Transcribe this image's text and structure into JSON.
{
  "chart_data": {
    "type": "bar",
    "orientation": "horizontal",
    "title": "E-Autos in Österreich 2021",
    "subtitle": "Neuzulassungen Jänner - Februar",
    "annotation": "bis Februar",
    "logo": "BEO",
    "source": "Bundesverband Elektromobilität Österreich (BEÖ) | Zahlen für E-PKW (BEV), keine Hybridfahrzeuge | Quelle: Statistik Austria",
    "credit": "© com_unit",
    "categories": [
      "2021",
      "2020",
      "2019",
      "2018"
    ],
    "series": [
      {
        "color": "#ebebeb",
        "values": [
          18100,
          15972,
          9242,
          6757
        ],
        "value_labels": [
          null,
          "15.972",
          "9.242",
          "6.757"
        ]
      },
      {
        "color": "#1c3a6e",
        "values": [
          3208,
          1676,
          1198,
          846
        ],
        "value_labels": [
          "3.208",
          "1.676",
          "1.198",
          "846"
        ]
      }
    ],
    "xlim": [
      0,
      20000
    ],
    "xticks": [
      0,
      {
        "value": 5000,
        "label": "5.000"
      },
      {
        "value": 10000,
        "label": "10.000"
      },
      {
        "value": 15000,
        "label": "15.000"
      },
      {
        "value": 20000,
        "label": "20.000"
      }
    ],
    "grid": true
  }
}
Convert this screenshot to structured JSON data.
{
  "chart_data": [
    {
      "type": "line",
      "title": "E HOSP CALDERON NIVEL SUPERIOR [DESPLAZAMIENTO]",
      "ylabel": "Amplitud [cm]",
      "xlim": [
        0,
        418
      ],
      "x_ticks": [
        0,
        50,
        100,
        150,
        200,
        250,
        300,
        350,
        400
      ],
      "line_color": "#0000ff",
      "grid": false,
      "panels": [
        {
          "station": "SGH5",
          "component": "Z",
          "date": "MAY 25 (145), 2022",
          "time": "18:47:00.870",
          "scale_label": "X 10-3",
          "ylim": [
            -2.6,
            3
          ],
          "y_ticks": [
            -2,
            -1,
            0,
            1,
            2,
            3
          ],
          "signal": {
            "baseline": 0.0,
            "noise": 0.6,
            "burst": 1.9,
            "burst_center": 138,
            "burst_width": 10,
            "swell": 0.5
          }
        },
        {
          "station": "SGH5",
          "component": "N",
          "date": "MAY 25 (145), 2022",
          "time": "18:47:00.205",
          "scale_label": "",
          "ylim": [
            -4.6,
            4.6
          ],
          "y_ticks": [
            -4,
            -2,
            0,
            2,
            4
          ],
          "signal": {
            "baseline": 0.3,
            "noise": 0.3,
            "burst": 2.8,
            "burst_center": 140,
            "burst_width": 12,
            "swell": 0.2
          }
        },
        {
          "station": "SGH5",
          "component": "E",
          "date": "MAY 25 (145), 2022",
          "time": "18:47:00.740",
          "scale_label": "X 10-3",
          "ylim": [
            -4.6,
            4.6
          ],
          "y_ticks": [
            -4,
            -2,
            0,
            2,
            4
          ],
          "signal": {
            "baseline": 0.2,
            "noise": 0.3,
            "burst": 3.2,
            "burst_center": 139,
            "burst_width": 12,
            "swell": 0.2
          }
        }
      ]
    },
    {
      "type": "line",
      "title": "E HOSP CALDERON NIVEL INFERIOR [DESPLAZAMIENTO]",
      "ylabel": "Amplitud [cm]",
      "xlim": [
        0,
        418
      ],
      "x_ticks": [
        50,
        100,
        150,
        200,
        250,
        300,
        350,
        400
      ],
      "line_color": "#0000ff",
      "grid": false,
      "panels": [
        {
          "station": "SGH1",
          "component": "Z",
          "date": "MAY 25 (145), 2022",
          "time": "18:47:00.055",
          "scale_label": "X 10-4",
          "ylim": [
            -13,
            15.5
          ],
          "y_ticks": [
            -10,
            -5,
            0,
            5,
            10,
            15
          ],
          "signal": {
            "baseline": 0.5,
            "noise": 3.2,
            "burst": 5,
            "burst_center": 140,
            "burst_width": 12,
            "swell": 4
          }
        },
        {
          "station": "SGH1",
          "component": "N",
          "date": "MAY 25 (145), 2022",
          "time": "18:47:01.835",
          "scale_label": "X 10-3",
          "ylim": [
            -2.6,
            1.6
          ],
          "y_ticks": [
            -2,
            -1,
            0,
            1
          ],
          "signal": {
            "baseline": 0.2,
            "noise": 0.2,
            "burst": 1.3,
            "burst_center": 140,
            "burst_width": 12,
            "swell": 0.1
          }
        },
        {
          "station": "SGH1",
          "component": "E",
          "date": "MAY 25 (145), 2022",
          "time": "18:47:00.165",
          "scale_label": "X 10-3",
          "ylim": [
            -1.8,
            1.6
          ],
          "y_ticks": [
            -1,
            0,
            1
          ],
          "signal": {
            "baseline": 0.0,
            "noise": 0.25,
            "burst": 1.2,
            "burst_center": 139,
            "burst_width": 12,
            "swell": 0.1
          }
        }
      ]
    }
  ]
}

**REQUEST:** Extract all of the material exactly as it is written.

**TASK ANSWER:**
Transcribe this image's text and structure into JSON.
{
  "chart_data": {
    "type": "bar",
    "orientation": "horizontal",
    "title": "E-Autos in Österreich 2021",
    "subtitle": "Neuzulassungen Jänner - Februar",
    "annotation": "bis Februar",
    "logo": "BEO",
    "source": "Bundesverband Elektromobilität Österreich (BEÖ) | Zahlen für E-PKW (BEV), keine Hybridfahrzeuge | Quelle: Statistik Austria",
    "credit": "© com_unit",
    "categories": [
      "2021",
      "2020",
      "2019",
      "2018"
    ],
    "series": [
      {
        "color": "#ebebeb",
        "values": [
          18100,
          15972,
          9242,
          6757
        ],
        "value_labels": [
          null,
          "15.972",
          "9.242",
          "6.757"
        ]
      },
      {
        "color": "#1c3a6e",
        "values": [
          3208,
          1676,
          1198,
          846
        ],
        "value_labels": [
          "3.208",
          "1.676",
          "1.198",
          "846"
        ]
      }
    ],
    "xlim": [
      0,
      20000
    ],
    "xticks": [
      0,
      {
        "value": 5000,
        "label": "5.000"
      },
      {
        "value": 10000,
        "label": "10.000"
      },
      {
        "value": 15000,
        "label": "15.000"
      },
      {
        "value": 20000,
        "label": "20.000"
      }
    ],
    "grid": true
  }
}
Convert this screenshot to structured JSON data.
{
  "chart_data": [
    {
      "type": "line",
      "title": "E HOSP CALDERON NIVEL SUPERIOR [DESPLAZAMIENTO]",
      "ylabel": "Amplitud [cm]",
      "xlim": [
        0,
        418
      ],
      "x_ticks": [
        0,
        50,
        100,
        150,
        200,
        250,
        300,
        350,
        400
      ],
      "line_color": "#0000ff",
      "grid": false,
      "panels": [
        {
          "station": "SGH5",
          "component": "Z",
          "date": "MAY 25 (145), 2022",
          "time": "18:47:00.870",
          "scale_label": "X 10-3",
          "ylim": [
            -2.6,
            3
          ],
          "y_ticks": [
            -2,
            -1,
            0,
            1,
            2,
            3
          ],
          "signal": {
            "baseline": 0.0,
            "noise": 0.6,
            "burst": 1.9,
            "burst_center": 138,
            "burst_width": 10,
            "swell": 0.5
          }
        },
        {
          "station": "SGH5",
          "component": "N",
          "date": "MAY 25 (145), 2022",
          "time": "18:47:00.205",
          "scale_label": "",
          "ylim": [
            -4.6,
            4.6
          ],
          "y_ticks": [
            -4,
            -2,
            0,
            2,
            4
          ],
          "signal": {
            "baseline": 0.3,
            "noise": 0.3,
            "burst": 2.8,
            "burst_center": 140,
            "burst_width": 12,
            "swell": 0.2
          }
        },
        {
          "station": "SGH5",
          "component": "E",
          "date": "MAY 25 (145), 2022",
          "time": "18:47:00.740",
          "scale_label": "X 10-3",
          "ylim": [
            -4.6,
            4.6
          ],
          "y_ticks": [
            -4,
            -2,
            0,
            2,
            4
          ],
          "signal": {
            "baseline": 0.2,
            "noise": 0.3,
            "burst": 3.2,
            "burst_center": 139,
            "burst_width": 12,
            "swell": 0.2
          }
        }
      ]
    },
    {
      "type": "line",
      "title": "E HOSP CALDERON NIVEL INFERIOR [DESPLAZAMIENTO]",
      "ylabel": "Amplitud [cm]",
      "xlim": [
        0,
        418
      ],
      "x_ticks": [
        50,
        100,
        150,
        200,
        250,
        300,
        350,
        400
      ],
      "line_color": "#0000ff",
      "grid": false,
      "panels": [
        {
          "station": "SGH1",
          "component": "Z",
          "date": "MAY 25 (145), 2022",
          "time": "18:47:00.055",
          "scale_label": "X 10-4",
          "ylim": [
            -13,
            15.5
          ],
          "y_ticks": [
            -10,
            -5,
            0,
            5,
            10,
            15
          ],
          "signal": {
            "baseline": 0.5,
            "noise": 3.2,
            "burst": 5,
            "burst_center": 140,
            "burst_width": 12,
            "swell": 4
          }
        },
        {
          "station": "SGH1",
          "component": "N",
          "date": "MAY 25 (145), 2022",
          "time": "18:47:01.835",
          "scale_label": "X 10-3",
          "ylim": [
            -2.6,
            1.6
          ],
          "y_ticks": [
            -2,
            -1,
            0,
            1
          ],
          "signal": {
            "baseline": 0.2,
            "noise": 0.2,
            "burst": 1.3,
            "burst_center": 140,
            "burst_width": 12,
            "swell": 0.1
          }
        },
        {
          "station": "SGH1",
          "component": "E",
          "date": "MAY 25 (145), 2022",
          "time": "18:47:00.165",
          "scale_label": "X 10-3",
          "ylim": [
            -1.8,
            1.6
          ],
          "y_ticks": [
            -1,
            0,
            1
          ],
          "signal": {
            "baseline": 0.0,
            "noise": 0.25,
            "burst": 1.2,
            "burst_center": 139,
            "burst_width": 12,
            "swell": 0.1
          }
        }
      ]
    }
  ]
}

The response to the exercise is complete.